Chart and figure data >>
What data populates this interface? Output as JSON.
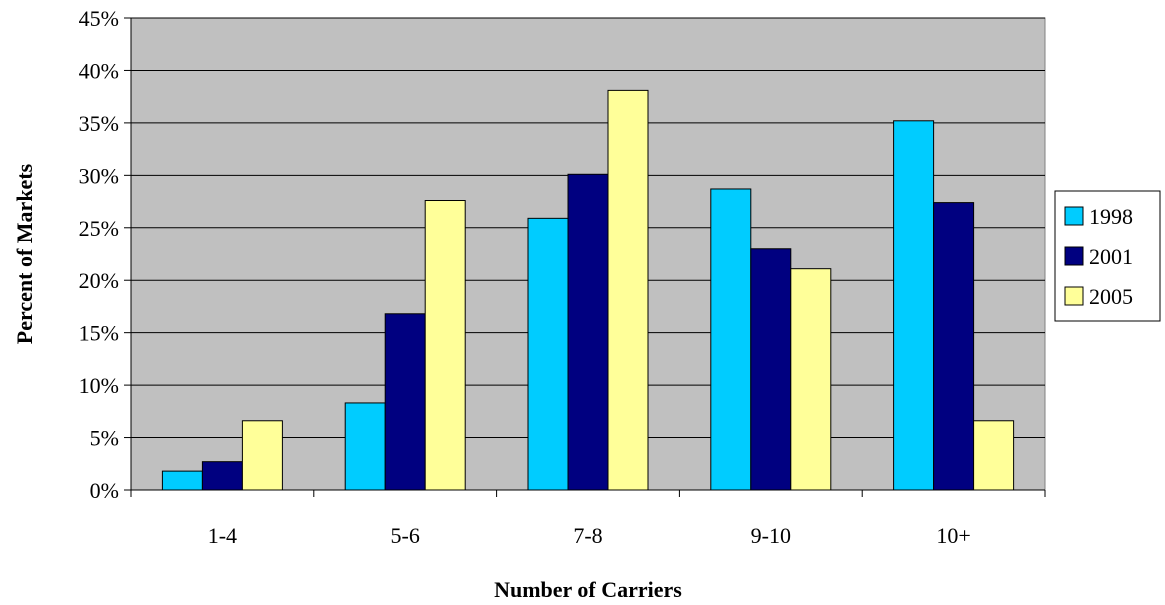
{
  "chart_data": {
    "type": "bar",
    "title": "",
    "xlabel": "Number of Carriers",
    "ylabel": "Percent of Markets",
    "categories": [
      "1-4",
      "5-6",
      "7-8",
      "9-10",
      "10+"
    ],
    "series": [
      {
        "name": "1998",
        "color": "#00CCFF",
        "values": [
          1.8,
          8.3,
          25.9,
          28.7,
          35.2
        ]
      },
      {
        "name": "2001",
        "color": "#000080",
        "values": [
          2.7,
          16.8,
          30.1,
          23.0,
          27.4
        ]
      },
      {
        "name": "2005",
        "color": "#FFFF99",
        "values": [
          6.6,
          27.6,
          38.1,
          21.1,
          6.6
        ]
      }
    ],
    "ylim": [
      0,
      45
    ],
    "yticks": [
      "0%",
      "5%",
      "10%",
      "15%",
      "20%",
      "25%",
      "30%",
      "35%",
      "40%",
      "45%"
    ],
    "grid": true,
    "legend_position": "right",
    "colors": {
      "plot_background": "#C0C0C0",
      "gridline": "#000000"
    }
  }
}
* * *
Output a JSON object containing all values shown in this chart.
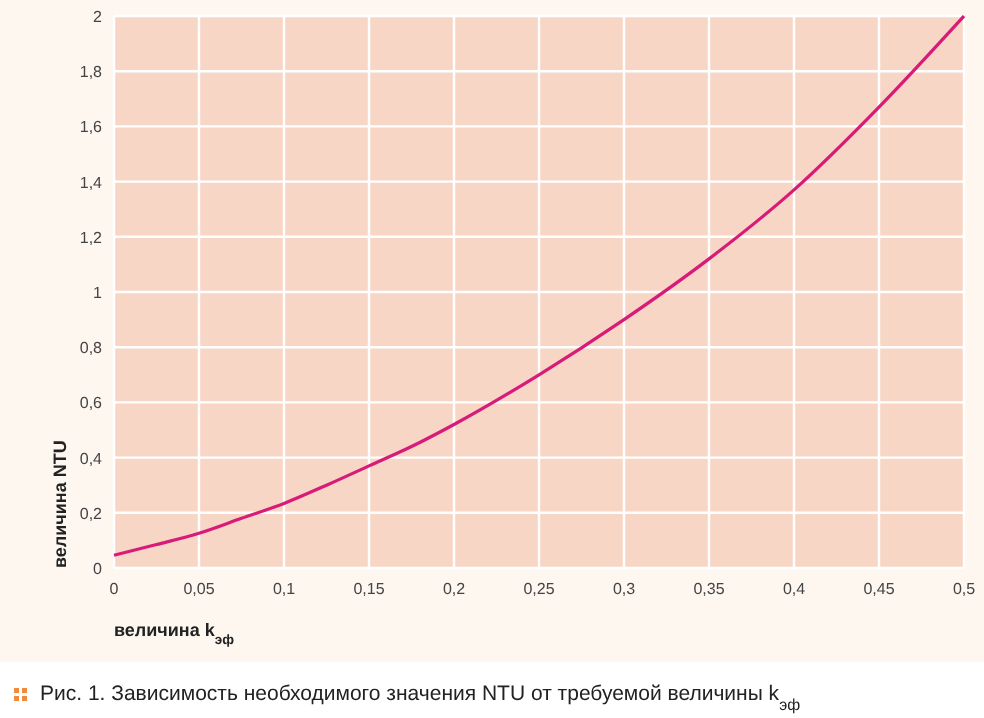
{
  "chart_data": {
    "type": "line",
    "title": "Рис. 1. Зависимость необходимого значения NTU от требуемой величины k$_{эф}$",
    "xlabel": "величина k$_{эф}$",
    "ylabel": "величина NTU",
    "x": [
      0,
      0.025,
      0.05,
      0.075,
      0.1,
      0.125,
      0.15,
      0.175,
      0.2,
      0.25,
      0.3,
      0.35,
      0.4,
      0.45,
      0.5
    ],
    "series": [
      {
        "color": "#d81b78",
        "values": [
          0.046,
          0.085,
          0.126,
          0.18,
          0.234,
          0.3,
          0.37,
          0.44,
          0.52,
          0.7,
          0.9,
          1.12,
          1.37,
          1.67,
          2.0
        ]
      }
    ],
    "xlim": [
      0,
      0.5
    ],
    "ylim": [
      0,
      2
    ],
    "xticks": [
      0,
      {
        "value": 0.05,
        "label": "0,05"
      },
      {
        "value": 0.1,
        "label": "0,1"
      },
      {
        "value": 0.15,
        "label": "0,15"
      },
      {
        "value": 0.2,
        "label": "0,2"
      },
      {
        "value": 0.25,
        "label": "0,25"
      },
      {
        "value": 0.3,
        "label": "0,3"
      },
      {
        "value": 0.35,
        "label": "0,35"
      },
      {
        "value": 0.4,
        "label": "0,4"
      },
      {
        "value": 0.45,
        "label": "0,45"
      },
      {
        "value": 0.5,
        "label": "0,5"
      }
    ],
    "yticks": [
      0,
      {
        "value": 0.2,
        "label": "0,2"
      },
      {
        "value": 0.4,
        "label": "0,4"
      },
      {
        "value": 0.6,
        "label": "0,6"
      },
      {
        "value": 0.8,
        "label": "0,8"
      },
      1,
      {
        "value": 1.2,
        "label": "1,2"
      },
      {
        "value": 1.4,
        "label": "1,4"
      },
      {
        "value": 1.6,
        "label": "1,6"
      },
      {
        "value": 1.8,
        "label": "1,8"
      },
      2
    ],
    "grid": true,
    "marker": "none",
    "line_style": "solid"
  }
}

The task >>
Using the listing above, show every line that includes the string "title".

Correct answer >>
    "title": "",
    "title": "Рис. 1. Зависимость необходимого значения NTU от требуемой величины k$_{эф}$",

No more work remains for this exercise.